** START Data for this task **

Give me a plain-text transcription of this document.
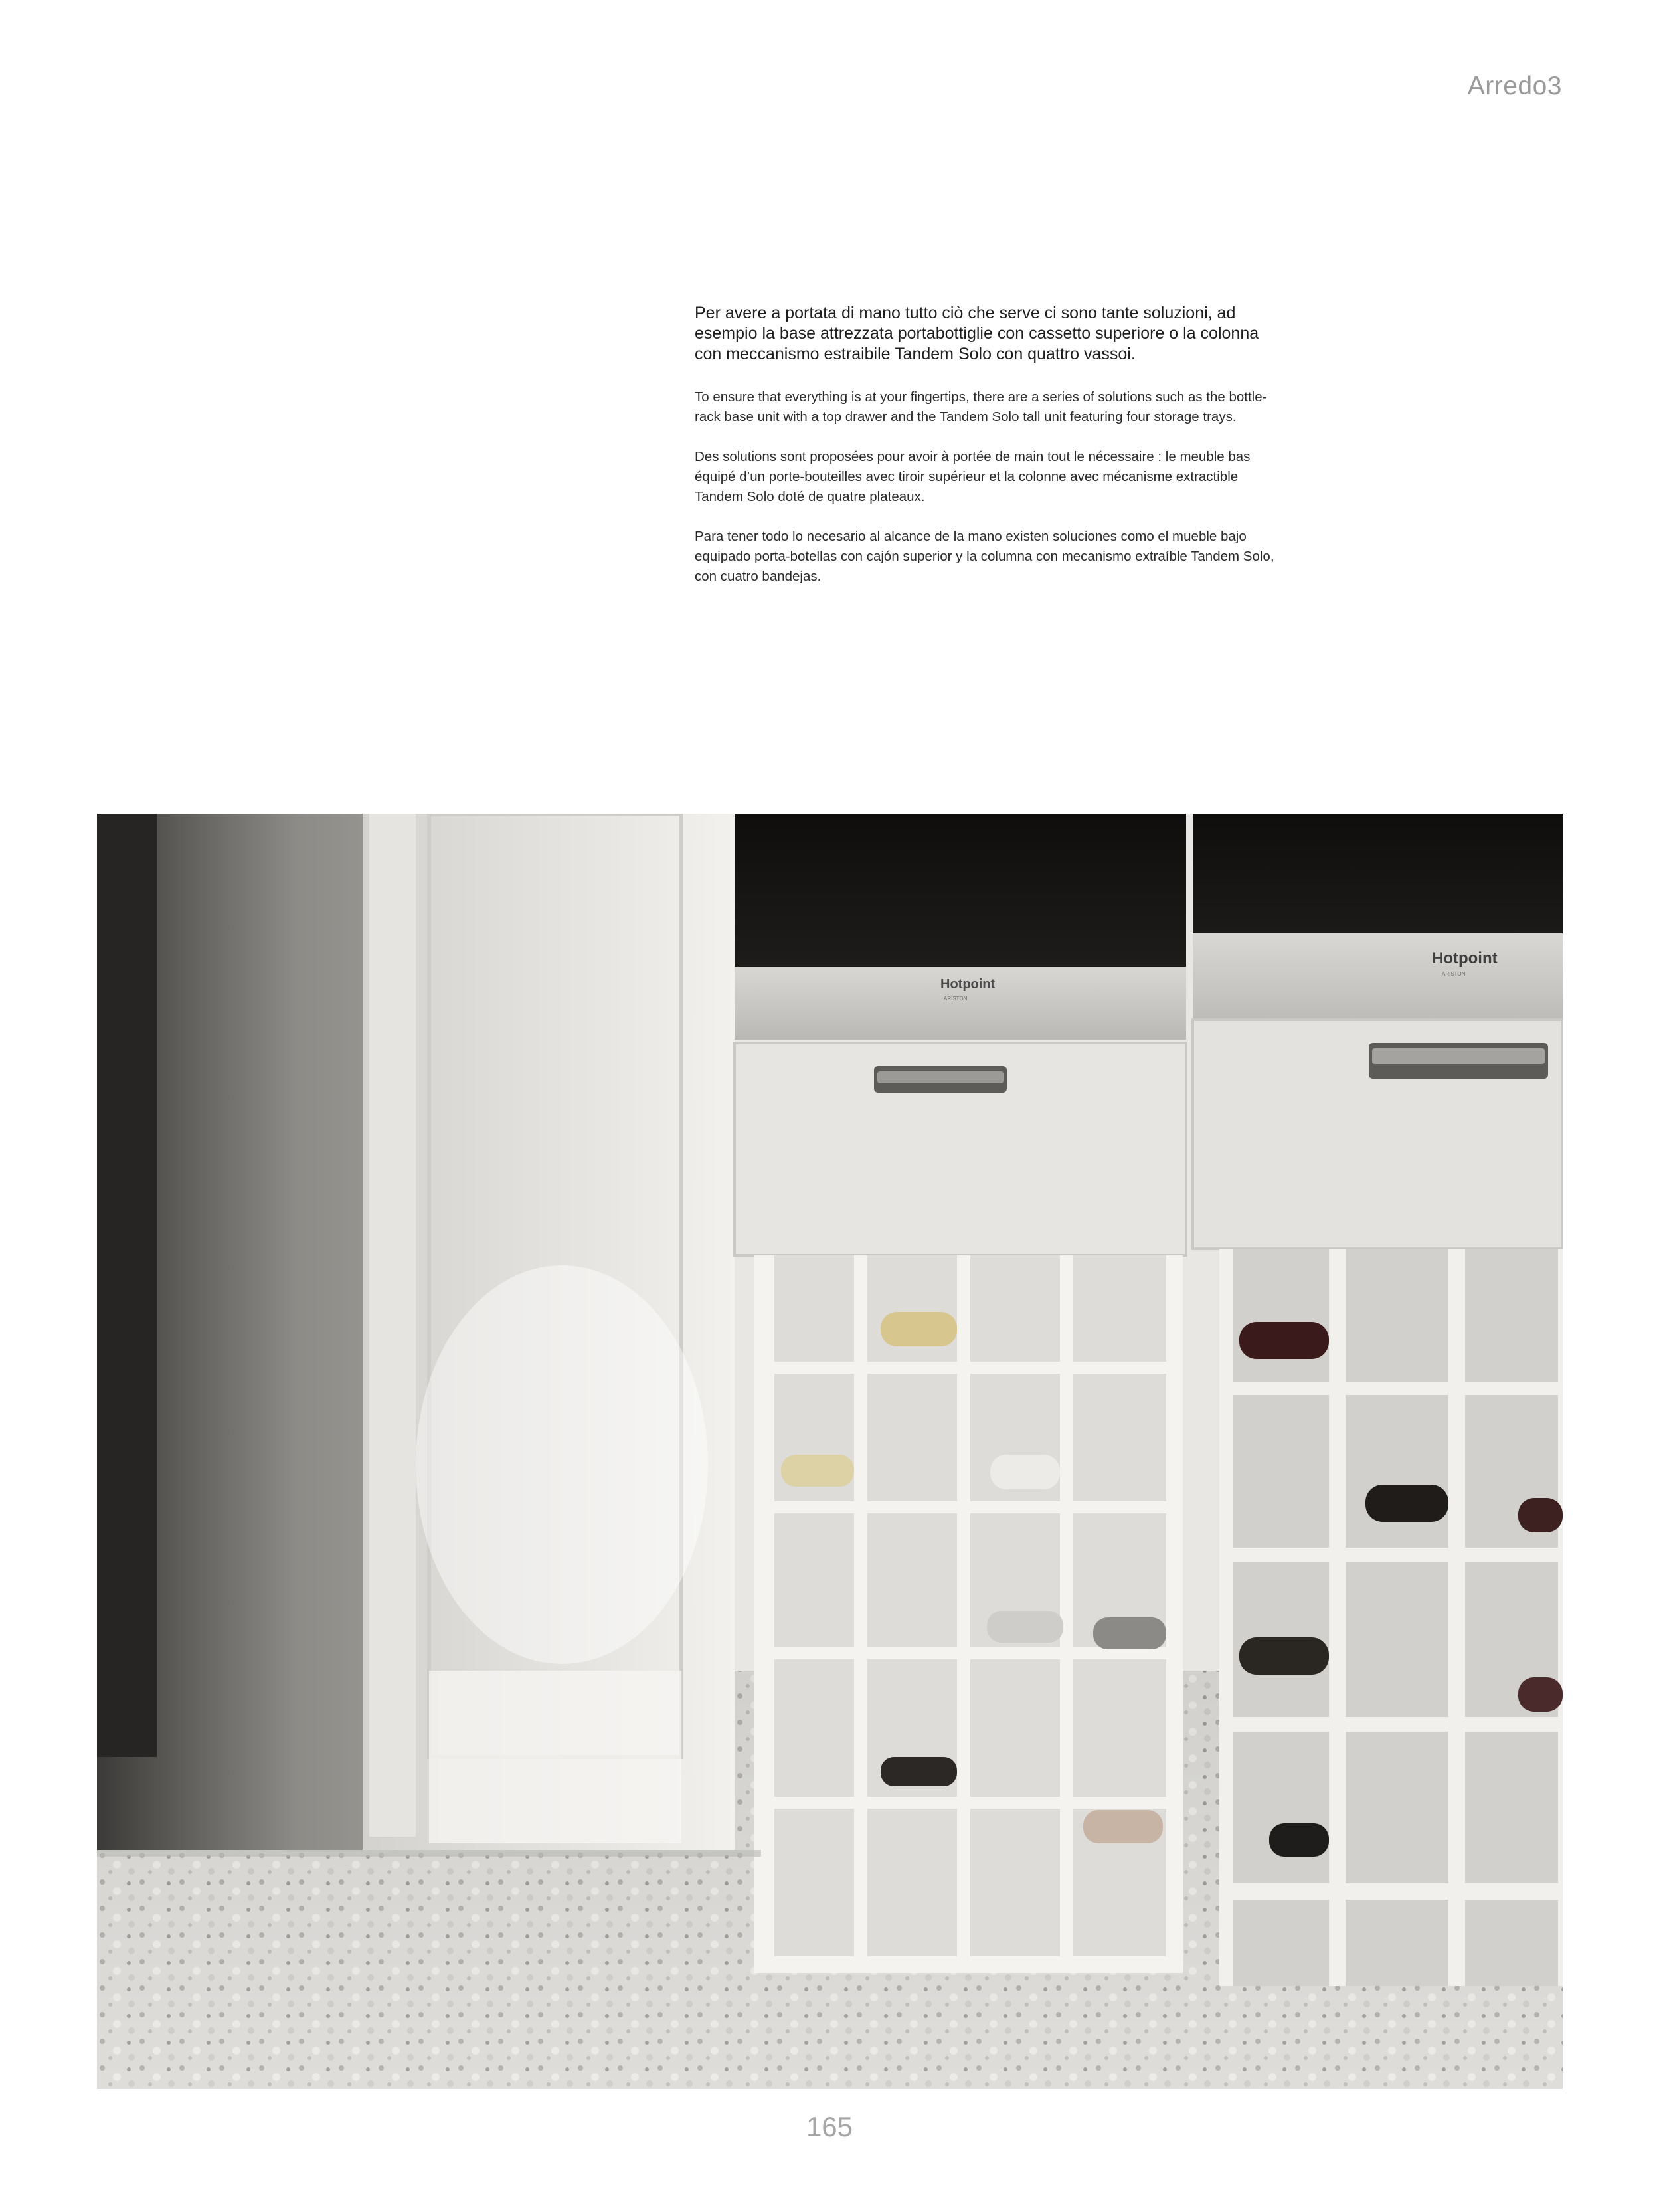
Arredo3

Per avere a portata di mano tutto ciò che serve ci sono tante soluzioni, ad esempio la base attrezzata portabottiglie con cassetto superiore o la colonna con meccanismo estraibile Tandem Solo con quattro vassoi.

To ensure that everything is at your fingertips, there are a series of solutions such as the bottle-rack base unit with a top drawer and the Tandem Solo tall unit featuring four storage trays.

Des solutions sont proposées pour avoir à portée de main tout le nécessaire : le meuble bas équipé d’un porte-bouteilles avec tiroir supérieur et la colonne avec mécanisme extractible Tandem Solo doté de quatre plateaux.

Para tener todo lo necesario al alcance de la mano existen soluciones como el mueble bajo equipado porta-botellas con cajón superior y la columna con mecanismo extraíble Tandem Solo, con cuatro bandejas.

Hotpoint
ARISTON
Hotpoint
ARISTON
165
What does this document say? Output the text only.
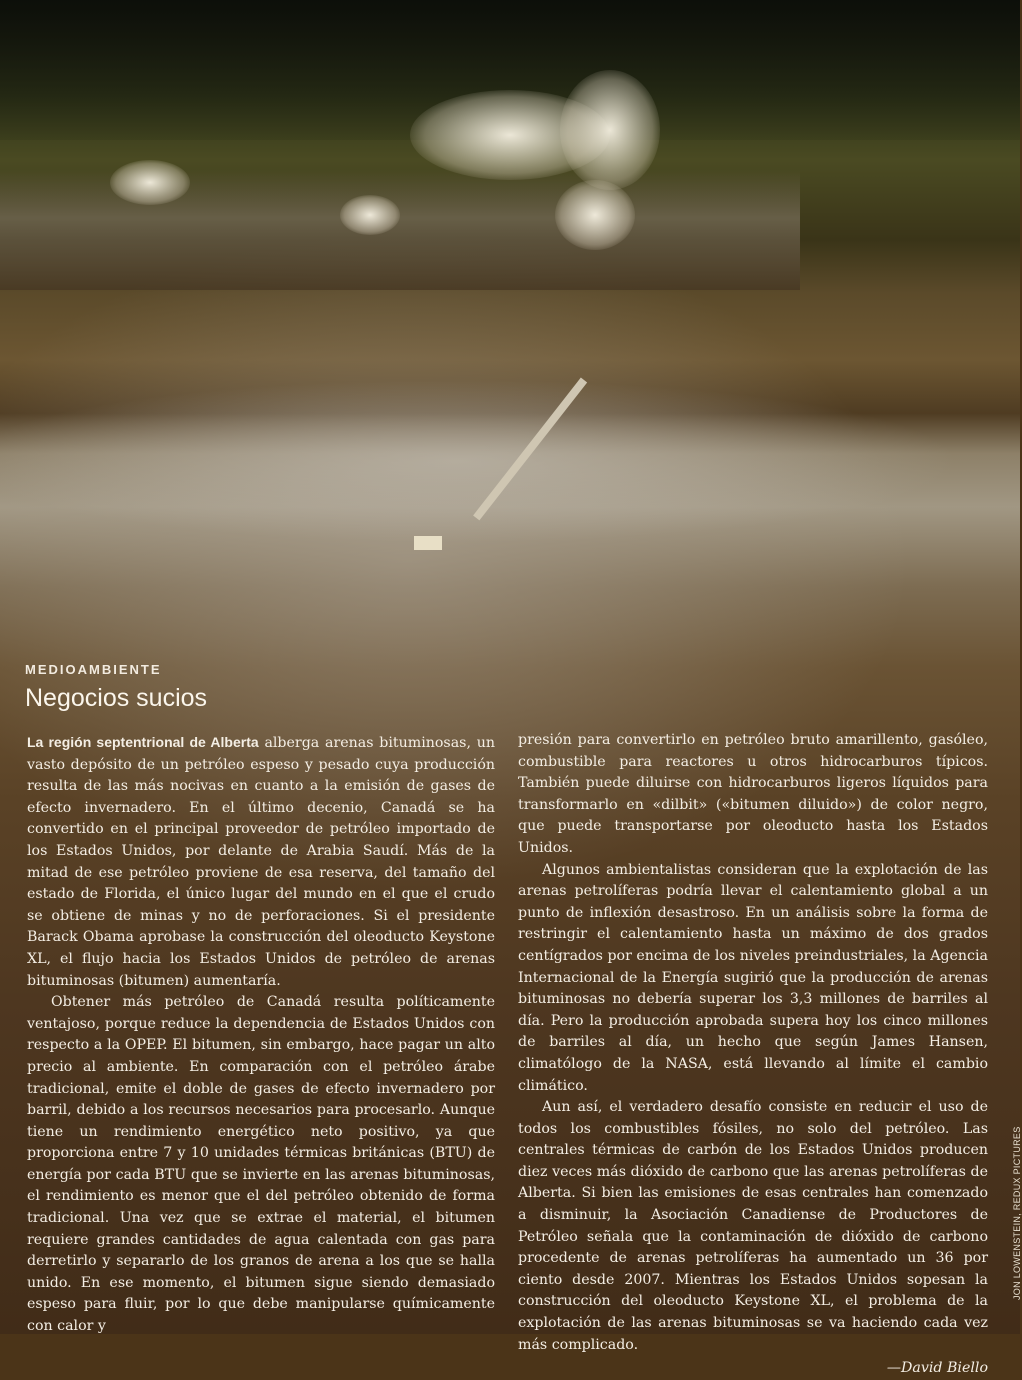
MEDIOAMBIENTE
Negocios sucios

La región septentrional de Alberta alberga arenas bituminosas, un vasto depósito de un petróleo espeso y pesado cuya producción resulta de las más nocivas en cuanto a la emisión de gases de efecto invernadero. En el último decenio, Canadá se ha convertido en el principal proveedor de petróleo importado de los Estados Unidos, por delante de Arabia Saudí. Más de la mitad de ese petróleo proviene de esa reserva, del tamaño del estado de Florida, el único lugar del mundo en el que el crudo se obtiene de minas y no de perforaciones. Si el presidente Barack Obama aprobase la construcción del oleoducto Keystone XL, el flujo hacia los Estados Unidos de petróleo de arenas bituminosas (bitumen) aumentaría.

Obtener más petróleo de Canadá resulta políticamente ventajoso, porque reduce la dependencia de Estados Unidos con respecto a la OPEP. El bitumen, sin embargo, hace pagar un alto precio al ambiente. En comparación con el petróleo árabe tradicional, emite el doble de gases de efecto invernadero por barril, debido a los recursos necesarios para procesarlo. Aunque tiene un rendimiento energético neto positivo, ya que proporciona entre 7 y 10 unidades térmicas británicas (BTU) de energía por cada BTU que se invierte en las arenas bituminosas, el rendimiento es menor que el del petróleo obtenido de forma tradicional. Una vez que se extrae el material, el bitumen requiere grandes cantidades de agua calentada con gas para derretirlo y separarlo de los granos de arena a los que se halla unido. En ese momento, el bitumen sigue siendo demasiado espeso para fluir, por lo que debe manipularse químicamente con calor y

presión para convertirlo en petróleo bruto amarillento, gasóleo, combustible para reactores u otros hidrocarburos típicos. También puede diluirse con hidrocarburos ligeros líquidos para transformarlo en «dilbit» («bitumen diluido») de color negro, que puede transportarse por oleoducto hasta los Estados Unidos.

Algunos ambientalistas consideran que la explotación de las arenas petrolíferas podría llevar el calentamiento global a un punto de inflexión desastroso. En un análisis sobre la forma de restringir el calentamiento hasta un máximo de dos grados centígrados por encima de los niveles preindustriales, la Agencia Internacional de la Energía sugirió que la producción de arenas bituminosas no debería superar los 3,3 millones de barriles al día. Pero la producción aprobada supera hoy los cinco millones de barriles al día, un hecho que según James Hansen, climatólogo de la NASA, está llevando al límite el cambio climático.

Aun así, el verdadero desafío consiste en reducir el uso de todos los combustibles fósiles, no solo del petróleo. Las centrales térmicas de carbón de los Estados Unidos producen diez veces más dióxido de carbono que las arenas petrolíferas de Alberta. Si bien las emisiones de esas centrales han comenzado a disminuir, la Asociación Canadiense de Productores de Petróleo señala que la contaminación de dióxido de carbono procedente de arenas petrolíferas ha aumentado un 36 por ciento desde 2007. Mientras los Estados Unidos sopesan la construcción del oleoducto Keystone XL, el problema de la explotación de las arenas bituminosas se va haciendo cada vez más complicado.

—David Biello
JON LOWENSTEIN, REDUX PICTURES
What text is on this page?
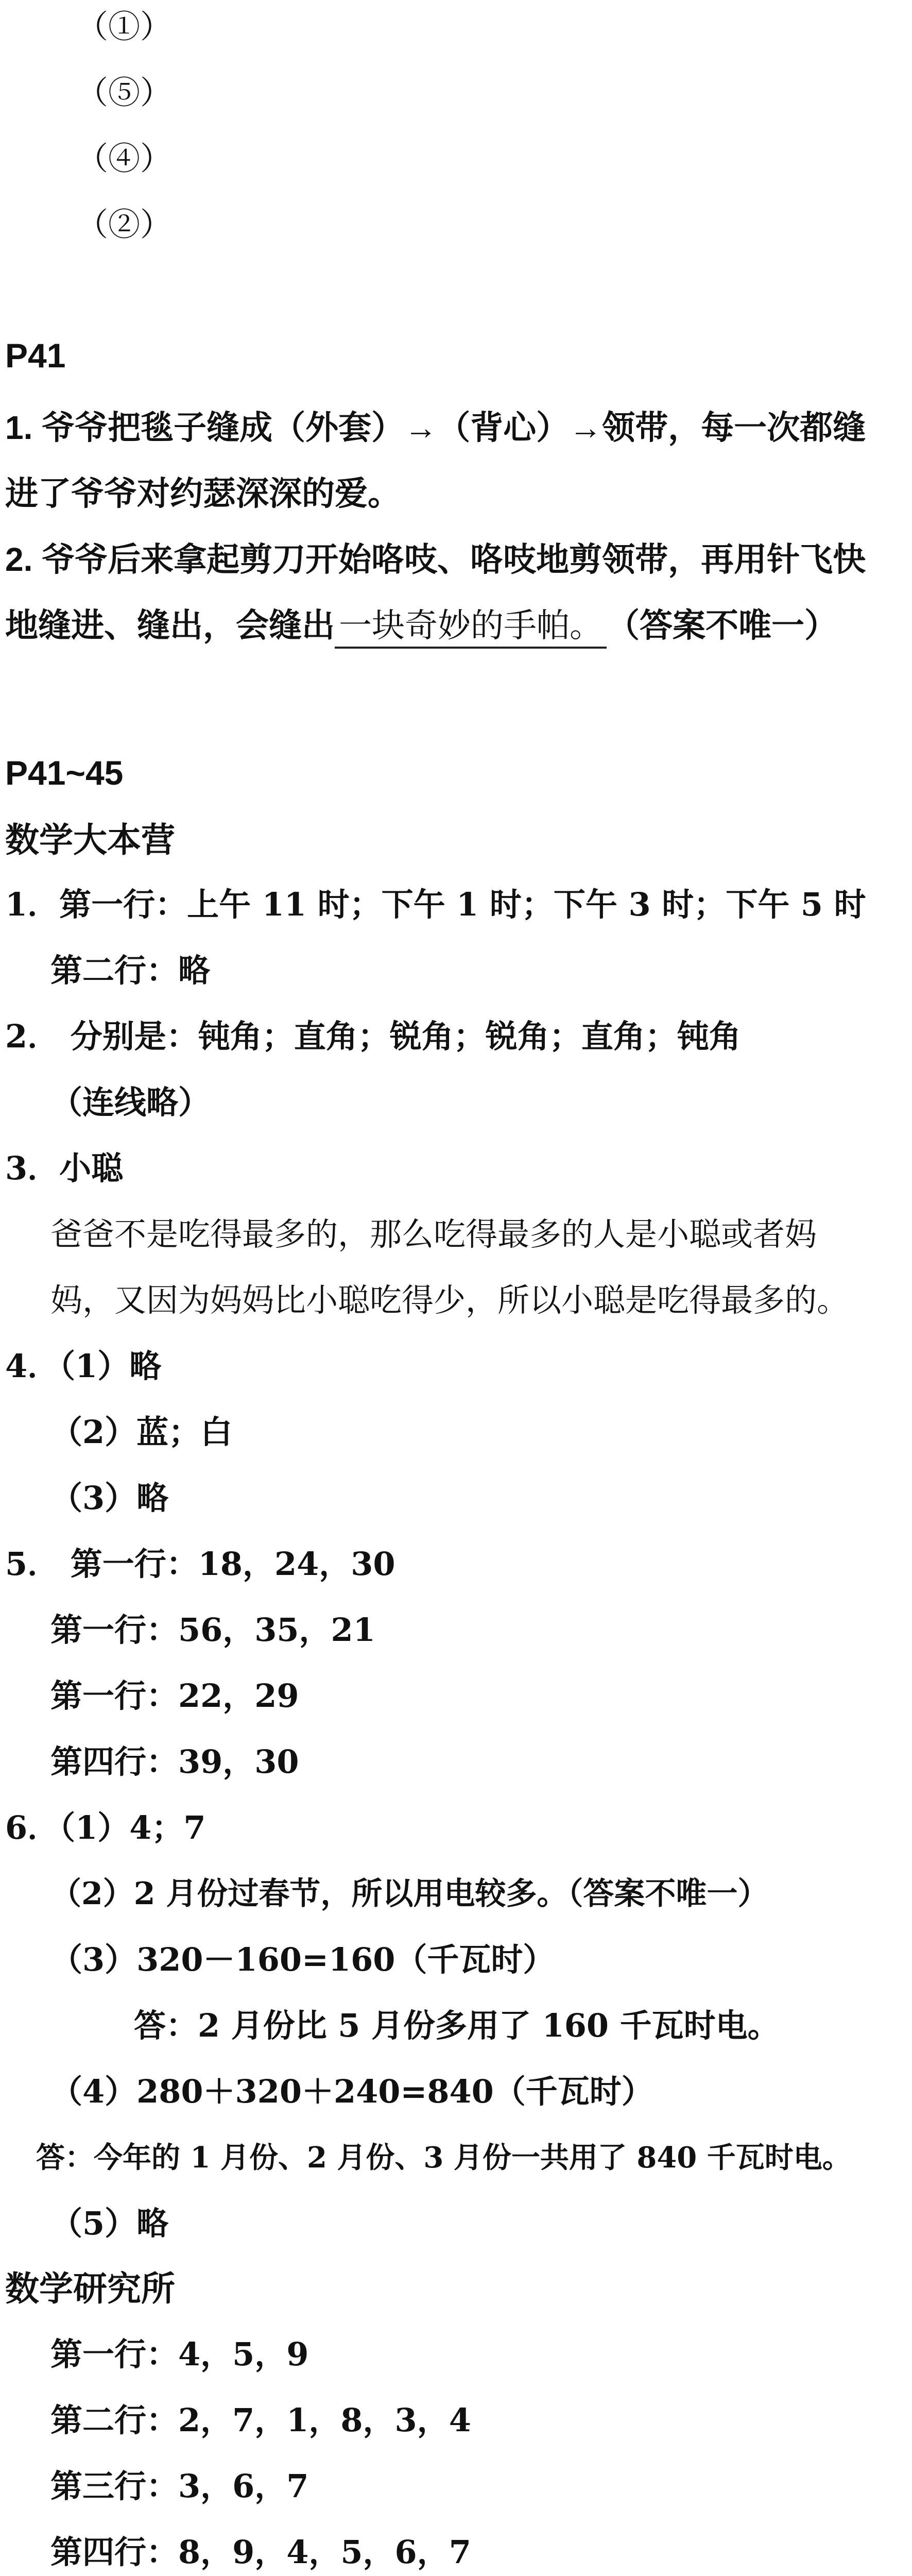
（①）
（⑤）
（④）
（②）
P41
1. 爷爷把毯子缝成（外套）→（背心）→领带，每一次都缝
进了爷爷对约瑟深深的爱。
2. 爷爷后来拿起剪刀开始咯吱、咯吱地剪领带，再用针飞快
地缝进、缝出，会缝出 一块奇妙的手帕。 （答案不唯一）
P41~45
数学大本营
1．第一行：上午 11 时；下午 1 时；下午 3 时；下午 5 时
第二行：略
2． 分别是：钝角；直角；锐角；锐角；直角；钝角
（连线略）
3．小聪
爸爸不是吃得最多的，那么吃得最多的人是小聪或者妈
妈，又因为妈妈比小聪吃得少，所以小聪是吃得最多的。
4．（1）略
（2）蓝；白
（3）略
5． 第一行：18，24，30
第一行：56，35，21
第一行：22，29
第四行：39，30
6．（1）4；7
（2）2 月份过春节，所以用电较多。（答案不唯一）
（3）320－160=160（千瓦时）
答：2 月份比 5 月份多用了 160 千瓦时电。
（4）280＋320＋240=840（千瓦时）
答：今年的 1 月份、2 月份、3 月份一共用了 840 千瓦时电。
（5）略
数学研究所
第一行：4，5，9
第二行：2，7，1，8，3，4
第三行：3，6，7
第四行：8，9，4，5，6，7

** END Data for this task **

Identify every line above that includes the word "What", and show those lines.

What does this document say? Output the text only.
What text is on this page?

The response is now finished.